> **Given exercise**
Quote all lines below exactly. Images stay out.

(Excerpts from a figure dataset)
-- BEGIN --

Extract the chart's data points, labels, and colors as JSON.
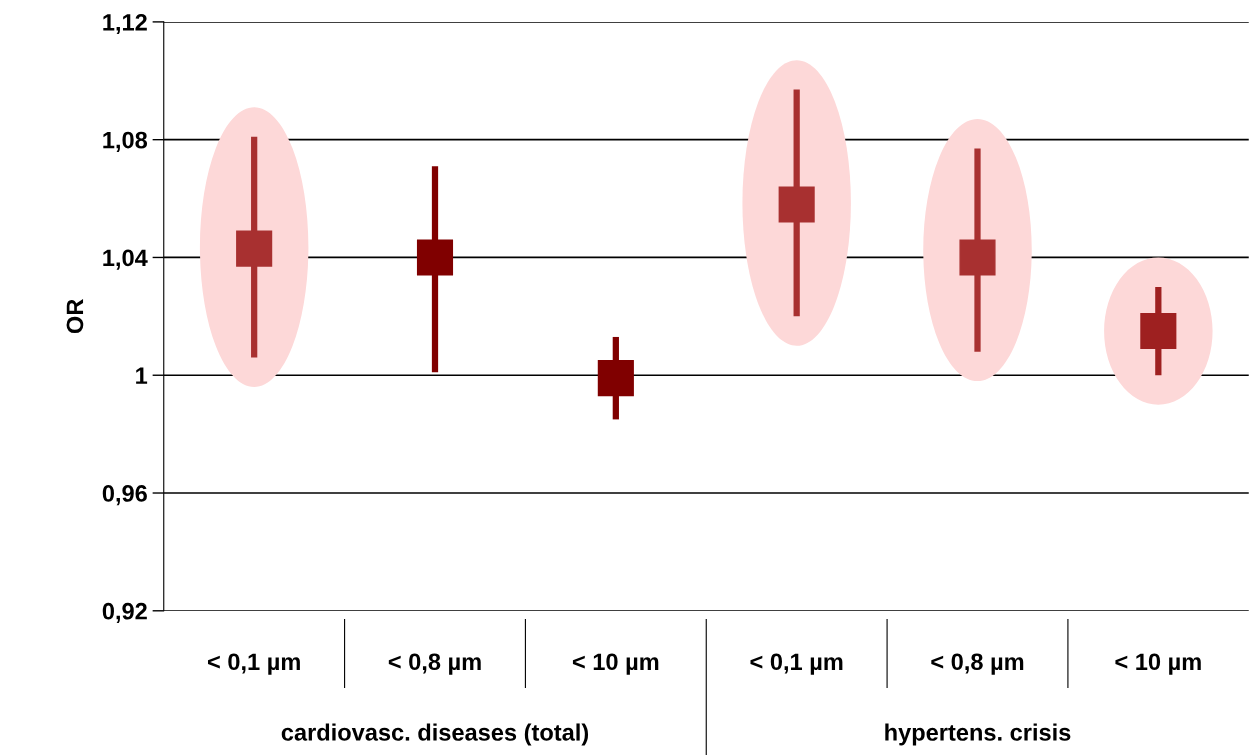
{
  "chart_data": {
    "type": "scatter",
    "ylabel": "OR",
    "categories": [
      "< 0,1 µm",
      "< 0,8 µm",
      "< 10 µm",
      "< 0,1 µm",
      "< 0,8 µm",
      "< 10 µm"
    ],
    "annotations": [
      "cardiovasc. diseases (total)",
      "hypertens. crisis"
    ],
    "series": [
      {
        "colors": [
          "#a83030",
          null,
          null,
          "#a83030",
          "#a83030",
          "#9e2020"
        ],
        "values": [
          1.043,
          null,
          null,
          1.058,
          1.04,
          1.015
        ],
        "errors": [
          [
            1.006,
            1.081
          ],
          null,
          null,
          [
            1.02,
            1.097
          ],
          [
            1.008,
            1.077
          ],
          [
            1.0,
            1.03
          ]
        ]
      },
      {
        "color": "#800000",
        "values": [
          null,
          1.04,
          0.999,
          null,
          null,
          null
        ],
        "errors": [
          null,
          [
            1.001,
            1.071
          ],
          [
            0.985,
            1.013
          ],
          null,
          null,
          null
        ]
      }
    ],
    "ylim": [
      0.92,
      1.12
    ],
    "yticks": [
      {
        "value": 0.92,
        "label": "0,92"
      },
      {
        "value": 0.96,
        "label": "0,96"
      },
      1,
      {
        "value": 1.04,
        "label": "1,04"
      },
      {
        "value": 1.08,
        "label": "1,08"
      },
      {
        "value": 1.12,
        "label": "1,12"
      }
    ],
    "grid": "y",
    "marker": "square"
  }
}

-- END --

> **Complete response**
Extract the chart's data points, labels, and colors as JSON.
{
  "chart_data": {
    "type": "scatter",
    "ylabel": "OR",
    "categories": [
      "< 0,1 µm",
      "< 0,8 µm",
      "< 10 µm",
      "< 0,1 µm",
      "< 0,8 µm",
      "< 10 µm"
    ],
    "annotations": [
      "cardiovasc. diseases (total)",
      "hypertens. crisis"
    ],
    "series": [
      {
        "colors": [
          "#a83030",
          null,
          null,
          "#a83030",
          "#a83030",
          "#9e2020"
        ],
        "values": [
          1.043,
          null,
          null,
          1.058,
          1.04,
          1.015
        ],
        "errors": [
          [
            1.006,
            1.081
          ],
          null,
          null,
          [
            1.02,
            1.097
          ],
          [
            1.008,
            1.077
          ],
          [
            1.0,
            1.03
          ]
        ]
      },
      {
        "color": "#800000",
        "values": [
          null,
          1.04,
          0.999,
          null,
          null,
          null
        ],
        "errors": [
          null,
          [
            1.001,
            1.071
          ],
          [
            0.985,
            1.013
          ],
          null,
          null,
          null
        ]
      }
    ],
    "ylim": [
      0.92,
      1.12
    ],
    "yticks": [
      {
        "value": 0.92,
        "label": "0,92"
      },
      {
        "value": 0.96,
        "label": "0,96"
      },
      1,
      {
        "value": 1.04,
        "label": "1,04"
      },
      {
        "value": 1.08,
        "label": "1,08"
      },
      {
        "value": 1.12,
        "label": "1,12"
      }
    ],
    "grid": "y",
    "marker": "square"
  }
}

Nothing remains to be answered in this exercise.